WHAT NEEDS TO BE DONE
Restate the complete material exactly.

RECORD SET
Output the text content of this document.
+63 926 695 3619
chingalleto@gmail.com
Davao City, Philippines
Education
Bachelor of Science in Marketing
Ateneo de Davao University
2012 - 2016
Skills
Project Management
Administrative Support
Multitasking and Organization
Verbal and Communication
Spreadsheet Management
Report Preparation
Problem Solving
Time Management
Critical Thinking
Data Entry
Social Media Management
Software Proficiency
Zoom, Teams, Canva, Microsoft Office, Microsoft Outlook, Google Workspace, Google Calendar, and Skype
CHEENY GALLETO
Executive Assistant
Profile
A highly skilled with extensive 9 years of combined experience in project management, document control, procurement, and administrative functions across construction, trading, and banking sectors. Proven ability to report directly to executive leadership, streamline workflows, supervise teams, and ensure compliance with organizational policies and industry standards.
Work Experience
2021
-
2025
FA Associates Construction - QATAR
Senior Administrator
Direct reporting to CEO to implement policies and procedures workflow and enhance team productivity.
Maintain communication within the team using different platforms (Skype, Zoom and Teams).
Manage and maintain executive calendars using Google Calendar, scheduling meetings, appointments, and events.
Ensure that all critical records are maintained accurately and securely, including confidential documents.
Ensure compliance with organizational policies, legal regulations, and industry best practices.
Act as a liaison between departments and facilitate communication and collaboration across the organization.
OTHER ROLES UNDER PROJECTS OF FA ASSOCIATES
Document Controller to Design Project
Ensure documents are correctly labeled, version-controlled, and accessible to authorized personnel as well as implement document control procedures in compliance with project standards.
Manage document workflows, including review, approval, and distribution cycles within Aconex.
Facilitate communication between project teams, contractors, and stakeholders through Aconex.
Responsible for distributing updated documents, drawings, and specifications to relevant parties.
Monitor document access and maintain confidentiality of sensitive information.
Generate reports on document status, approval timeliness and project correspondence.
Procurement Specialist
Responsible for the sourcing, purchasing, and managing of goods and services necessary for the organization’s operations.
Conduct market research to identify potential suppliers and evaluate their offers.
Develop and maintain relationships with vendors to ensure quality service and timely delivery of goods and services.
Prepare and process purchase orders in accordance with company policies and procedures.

EXERCISE OUTPUT
Output the text content of this document.
+63 926 695 3619
chingalleto@gmail.com
Davao City, Philippines
Education
Bachelor of Science in Marketing
Ateneo de Davao University
2012 - 2016
Skills
Project Management
Administrative Support
Multitasking and Organization
Verbal and Communication
Spreadsheet Management
Report Preparation
Problem Solving
Time Management
Critical Thinking
Data Entry
Social Media Management
Software Proficiency
Zoom, Teams, Canva, Microsoft Office, Microsoft Outlook, Google Workspace, Google Calendar, and Skype
CHEENY GALLETO
Executive Assistant
Profile
A highly skilled with extensive 9 years of combined experience in project management, document control, procurement, and administrative functions across construction, trading, and banking sectors. Proven ability to report directly to executive leadership, streamline workflows, supervise teams, and ensure compliance with organizational policies and industry standards.
Work Experience
2021
-
2025
FA Associates Construction - QATAR
Senior Administrator
Direct reporting to CEO to implement policies and procedures workflow and enhance team productivity.
Maintain communication within the team using different platforms (Skype, Zoom and Teams).
Manage and maintain executive calendars using Google Calendar, scheduling meetings, appointments, and events.
Ensure that all critical records are maintained accurately and securely, including confidential documents.
Ensure compliance with organizational policies, legal regulations, and industry best practices.
Act as a liaison between departments and facilitate communication and collaboration across the organization.
OTHER ROLES UNDER PROJECTS OF FA ASSOCIATES
Document Controller to Design Project
Ensure documents are correctly labeled, version-controlled, and accessible to authorized personnel as well as implement document control procedures in compliance with project standards.
Manage document workflows, including review, approval, and distribution cycles within Aconex.
Facilitate communication between project teams, contractors, and stakeholders through Aconex.
Responsible for distributing updated documents, drawings, and specifications to relevant parties.
Monitor document access and maintain confidentiality of sensitive information.
Generate reports on document status, approval timeliness and project correspondence.
Procurement Specialist
Responsible for the sourcing, purchasing, and managing of goods and services necessary for the organization’s operations.
Conduct market research to identify potential suppliers and evaluate their offers.
Develop and maintain relationships with vendors to ensure quality service and timely delivery of goods and services.
Prepare and process purchase orders in accordance with company policies and procedures.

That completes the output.